**Page excerpt:**
.....
The pros and cons of dividend investing

One of the more controversial investing topics confronted by near-retirees once they pass the age of 60 is the efficacy of dividend investing. One school of thought is that once you are near the stage of needing to draw income from portfolios, every investment should pay interest or dividends. That would rule out non-dividend-paying stocks you hope will rise in value, which generate only capital gains.

In his book You Can Retire Sooner Than You Think, author and financial planner Wes Moss makes the case for retirees age 60 or older having 100% of their portfolio in income-generating vehicles: whether interest, dividends, rental income from REITs or other securities: “Everything should be paying you an income from age 60 on.”

But there is a “total return” camp that argues total returns on your investments are what count, whether generated by capital gains, or cap gains combined with a growing stream of dividend income. In his series of “stop doing” blogs, Toronto-based Chartered Financial Analyst and advisor Steve Lowrie argues investors should stop chasing dividends.
.....
**Data excerpts:**

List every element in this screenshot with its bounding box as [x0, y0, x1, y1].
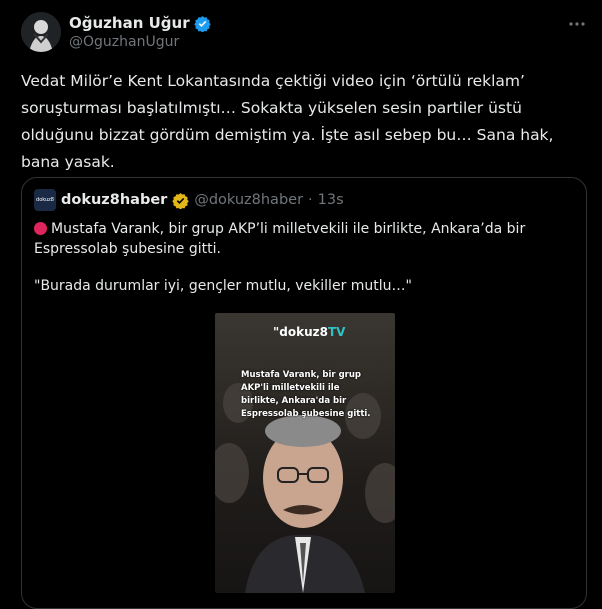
person-in-video [245, 415, 365, 593]
quoted-timestamp[interactable]: 13s [318, 192, 344, 208]
dokuz8tv-logo: "dokuz8TV [273, 325, 346, 339]
avatar[interactable] [21, 12, 61, 52]
more-icon[interactable] [566, 14, 588, 34]
quoted-author-handle[interactable]: @dokuz8haber [194, 192, 303, 208]
verified-gold-badge-icon [172, 192, 190, 209]
author-name[interactable]: Oğuzhan Uğur [69, 14, 190, 32]
author-handle[interactable]: @OguzhanUgur [69, 34, 179, 50]
avatar-image [21, 12, 61, 52]
quoted-avatar[interactable]: dokuz8 [34, 189, 56, 211]
quoted-text-body: Mustafa Varank, bir grup AKP’li milletve… [34, 221, 526, 257]
quoted-tweet[interactable]: dokuz8 dokuz8haber @dokuz8haber · 13s Mu… [21, 177, 587, 609]
separator-dot: · [308, 192, 313, 208]
author-row: Oğuzhan Uğur [69, 13, 211, 33]
quoted-author-name[interactable]: dokuz8haber [61, 192, 167, 208]
quoted-author-row: dokuz8 dokuz8haber @dokuz8haber · 13s [34, 189, 344, 211]
video-thumbnail[interactable]: "dokuz8TV Mustafa Varank, bir grup AKP'l… [215, 313, 395, 593]
tweet-text: Vedat Milör’e Kent Lokantasında çektiği … [21, 72, 554, 171]
quoted-text-quote: "Burada durumlar iyi, gençler mutlu, vek… [34, 278, 412, 294]
quoted-text-line1: Mustafa Varank, bir grup AKP’li milletve… [34, 219, 574, 259]
video-caption: Mustafa Varank, bir grup AKP'li milletve… [241, 370, 371, 419]
red-circle-icon [34, 222, 47, 235]
verified-badge-icon [193, 15, 211, 32]
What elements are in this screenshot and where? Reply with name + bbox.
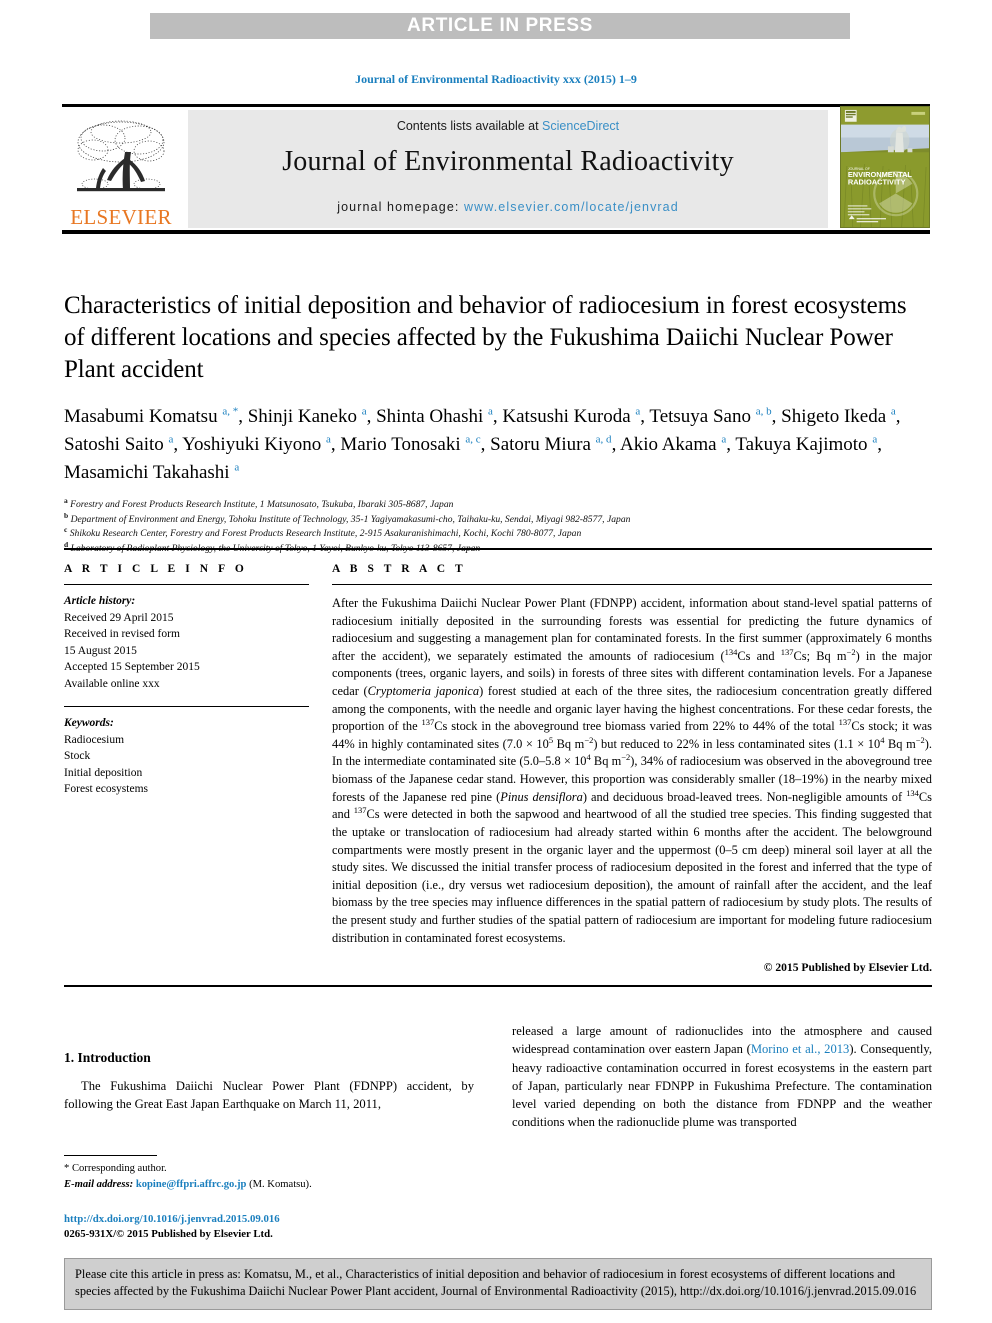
keyword-item: Forest ecosystems [64,783,149,796]
masthead-center-panel: Contents lists available at ScienceDirec… [188,110,828,228]
article-history-line: Received in revised form [64,628,180,641]
info-abstract-bottom-rule [64,985,932,987]
contents-lists-line: Contents lists available at ScienceDirec… [397,119,619,133]
abstract-column: A B S T R A C T After the Fukushima Daii… [332,563,932,974]
footnote-email-label: E-mail address: [64,1178,134,1190]
journal-homepage-url[interactable]: www.elsevier.com/locate/jenvrad [464,200,679,214]
article-in-press-banner: ARTICLE IN PRESS [150,13,850,39]
journal-cover-thumbnail: JOURNAL OF ENVIRONMENTAL RADIOACTIVITY [840,106,930,228]
article-history-line: 15 August 2015 [64,644,137,657]
svg-text:RADIOACTIVITY: RADIOACTIVITY [848,178,906,187]
journal-masthead: ELSEVIER Contents lists available at Sci… [62,104,930,234]
author-list: Masabumi Komatsu a, *, Shinji Kaneko a, … [64,405,901,484]
introduction-paragraph-right: released a large amount of radionuclides… [512,1024,932,1130]
abstract-rule [332,584,932,585]
abstract-text: After the Fukushima Daiichi Nuclear Powe… [332,596,932,945]
affiliation-item: c Shikoku Research Center, Forestry and … [64,525,582,540]
footnote-email-address[interactable]: kopine@ffpri.affrc.go.jp [136,1179,247,1190]
affiliation-mark: c [64,525,68,535]
doi-link[interactable]: http://dx.doi.org/10.1016/j.jenvrad.2015… [64,1212,564,1227]
article-history-label: Article history: [64,595,136,607]
keywords-label: Keywords: [64,717,114,730]
keyword-item: Radiocesium [64,733,125,746]
article-info-rule [64,584,309,585]
affiliation-mark: b [64,510,69,520]
footnote-email-line: E-mail address: kopine@ffpri.affrc.go.jp… [64,1177,474,1193]
elsevier-wordmark: ELSEVIER [70,205,172,229]
title-block: Characteristics of initial deposition an… [64,290,932,557]
cite-this-article-box: Please cite this article in press as: Ko… [64,1258,932,1310]
introduction-heading: 1. Introduction [64,1050,151,1065]
doi-block: http://dx.doi.org/10.1016/j.jenvrad.2015… [64,1212,564,1243]
masthead-top-rule [62,104,930,107]
footnote-corresponding-line: * Corresponding author. [64,1163,167,1174]
article-history-group: Article history: Received 29 April 2015 R… [64,593,309,692]
journal-homepage-prefix: journal homepage: [337,200,465,214]
elsevier-tree-icon [77,120,165,192]
article-history-line: Available online xxx [64,677,160,690]
keywords-lines: Radiocesium Stock Initial deposition Forest… [64,732,309,798]
article-info-column: A R T I C L E I N F O Article history: R… [64,563,309,798]
keywords-group: Keywords: Radiocesium Stock Initial deposi… [64,715,309,798]
journal-title: Journal of Environmental Radioactivity [282,146,734,177]
affiliation-item: a Forestry and Forest Products Research … [64,496,454,511]
affiliation-item: b Department of Environment and Energy, … [64,510,631,525]
article-info-separator [64,706,309,708]
abstract-copyright: © 2015 Published by Elsevier Ltd. [763,961,932,975]
article-history-line: Accepted 15 September 2015 [64,661,200,674]
article-info-heading: A R T I C L E I N F O [64,563,248,575]
issn-copyright: 0265-931X/© 2015 Published by Elsevier L… [64,1228,273,1241]
article-in-press-label: ARTICLE IN PRESS [407,15,593,36]
info-abstract-top-rule [64,548,932,550]
page-title: Characteristics of initial deposition an… [64,292,907,383]
elsevier-logo: ELSEVIER [62,110,180,228]
footnote-email-owner: (M. Komatsu). [249,1178,312,1190]
contents-lists-prefix: Contents lists available at [396,119,543,133]
abstract-heading: A B S T R A C T [332,563,467,575]
masthead-bottom-rule [62,230,930,234]
keyword-item: Stock [64,750,91,763]
running-head: Journal of Environmental Radioactivity x… [355,72,637,86]
article-history-line: Received 29 April 2015 [64,611,174,624]
footnote-rule [64,1155,157,1156]
corresponding-author-footnote: * Corresponding author. E-mail address: … [64,1155,474,1193]
introduction-left-column: 1. Introduction The Fukushima Daiichi Nu… [64,1050,474,1114]
article-history-lines: Received 29 April 2015 Received in revise… [64,610,309,693]
sciencedirect-link[interactable]: ScienceDirect [542,119,619,133]
journal-homepage-line: journal homepage: www.elsevier.com/locat… [337,200,679,214]
affiliation-mark: a [64,496,68,506]
journal-cover-artwork: JOURNAL OF ENVIRONMENTAL RADIOACTIVITY [841,107,929,227]
introduction-paragraph-left: The Fukushima Daiichi Nuclear Power Plan… [64,1079,474,1112]
introduction-right-column: released a large amount of radionuclides… [512,1022,932,1132]
keyword-item: Initial deposition [64,766,143,779]
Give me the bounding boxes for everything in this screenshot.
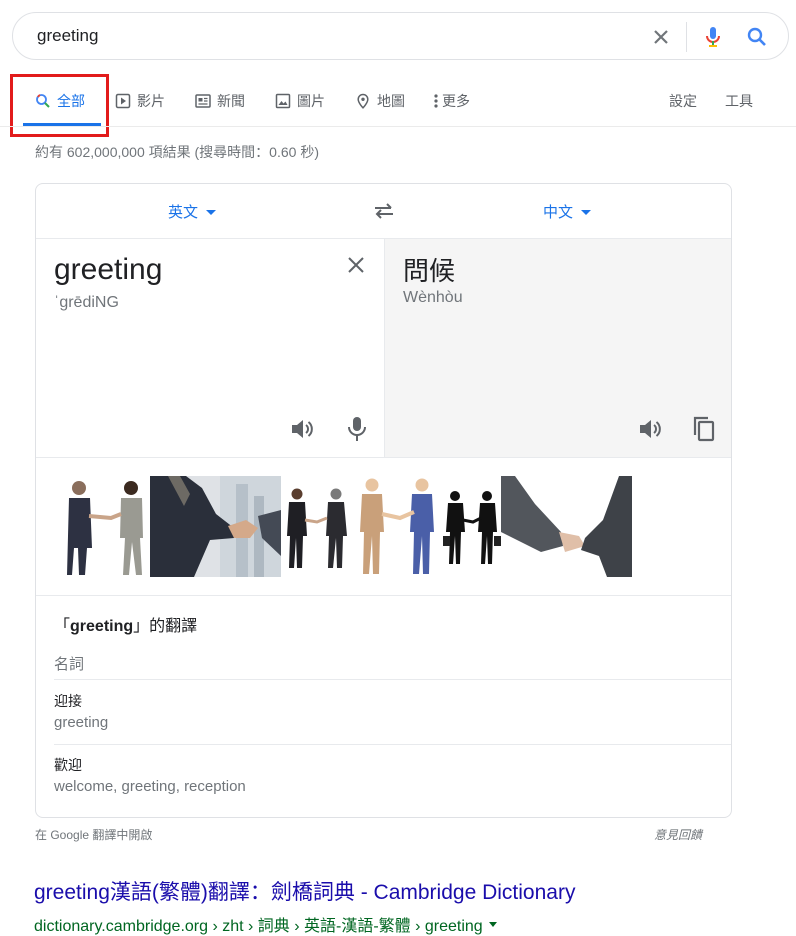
handshake-image[interactable] [501,476,632,577]
translation-word[interactable]: 迎接 [54,691,82,711]
source-text[interactable]: greeting [54,253,162,287]
source-language-select[interactable]: 英文 [168,201,217,222]
caret-down-icon [581,210,592,215]
highlight-box [10,74,109,137]
translation-synonyms: greeting [54,714,109,731]
news-icon [195,94,211,108]
search-bar[interactable]: greeting [12,12,789,60]
tab-label: 影片 [137,93,165,109]
tab-videos[interactable]: 影片 [115,90,165,112]
settings-link[interactable]: 設定 [669,90,697,112]
microphone-icon[interactable] [701,25,725,49]
map-pin-icon [357,93,369,109]
tab-label: 更多 [442,93,470,109]
video-icon [115,93,131,109]
tab-maps[interactable]: 地圖 [355,90,405,112]
translation-synonyms: welcome, greeting, reception [54,778,246,795]
tools-link[interactable]: 工具 [725,90,753,112]
tab-label: 地圖 [377,93,405,109]
divider [0,126,796,127]
source-language-label: 英文 [168,204,199,221]
translation-word[interactable]: 歡迎 [54,755,82,775]
translate-card: 英文 中文 greeting ˈɡrēdiNG 問候 Wènhòu 「greet… [35,183,732,818]
tab-label: 圖片 [297,93,325,109]
speaker-icon[interactable] [638,417,664,441]
swap-icon[interactable] [372,199,396,223]
handshake-image[interactable] [150,476,281,577]
search-icon[interactable] [745,25,769,49]
search-input[interactable]: greeting [37,26,98,46]
divider [36,595,731,596]
quote-open: 「 [54,618,71,635]
target-language-select[interactable]: 中文 [543,201,592,222]
settings-label: 設定 [669,93,697,109]
image-strip [63,476,632,577]
handshake-image[interactable] [63,476,150,577]
result-url-text: dictionary.cambridge.org › zht › 詞典 › 英語… [34,918,483,935]
image-icon [275,93,291,109]
tab-news[interactable]: 新聞 [195,90,245,112]
tab-more[interactable]: 更多 [433,90,470,112]
handshake-image[interactable] [281,476,356,577]
translations-heading-word: greeting [70,618,134,635]
result-stats: 約有 602,000,000 項結果 (搜尋時間：0.60 秒) [35,144,319,160]
divider [54,679,731,680]
divider [686,22,687,52]
tab-images[interactable]: 圖片 [275,90,325,112]
handshake-image[interactable] [356,476,443,577]
feedback-link[interactable]: 意見回饋 [654,826,702,843]
part-of-speech: 名詞 [54,656,85,673]
open-in-translate-link[interactable]: 在 Google 翻譯中開啟 [35,826,152,843]
result-url[interactable]: dictionary.cambridge.org › zht › 詞典 › 英語… [34,912,497,936]
divider [54,744,731,745]
target-pronunciation: Wènhòu [403,289,463,306]
caret-down-icon [206,210,217,215]
result-title-link[interactable]: greeting漢語(繁體)翻譯：劍橋詞典 - Cambridge Dictio… [34,876,575,906]
quote-close: 」的翻譯 [133,618,198,635]
translations-heading: 「greeting」的翻譯 [54,612,197,636]
handshake-image[interactable] [443,476,501,577]
target-language-label: 中文 [543,204,574,221]
target-pane: 問候 Wènhòu [384,239,731,457]
target-text: 問候 [403,256,456,286]
tools-label: 工具 [725,93,753,109]
more-vert-icon [434,94,438,108]
microphone-icon[interactable] [346,415,368,443]
clear-icon[interactable] [649,25,673,49]
copy-icon[interactable] [691,415,717,443]
source-pronunciation: ˈɡrēdiNG [54,294,119,311]
speaker-icon[interactable] [290,417,316,441]
close-icon[interactable] [345,254,367,276]
source-pane: greeting ˈɡrēdiNG [36,239,383,457]
caret-down-icon[interactable] [488,921,497,927]
divider [36,457,731,458]
tab-label: 新聞 [217,93,245,109]
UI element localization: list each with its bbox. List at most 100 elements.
.....
**Task requirements:**
1. In the dividend investing text, what share of a portfolio does Wes Moss say retirees age 60 or older should hold in income-generating vehicles?
2. From the records, copy out the part that opens with the line containing "keyword-item: Forest ecosystems" and closes with the line containing "abstract-column: A B", both of those lines included.
The text and the records have no connection to each other.

**Task-by-task solutions:**
1. 100%

2.
keyword-item: Forest ecosystems [64,783,149,796]
masthead-center-panel: Contents lists available at ScienceDirec… [188,110,828,228]
article-history-line: Received in revised form [64,628,180,641]
info-abstract-bottom-rule [64,985,932,987]
contents-lists-line: Contents lists available at ScienceDirec… [397,119,619,133]
abstract-column: A B S T R A C T After the Fukushima Daii… [332,563,932,974]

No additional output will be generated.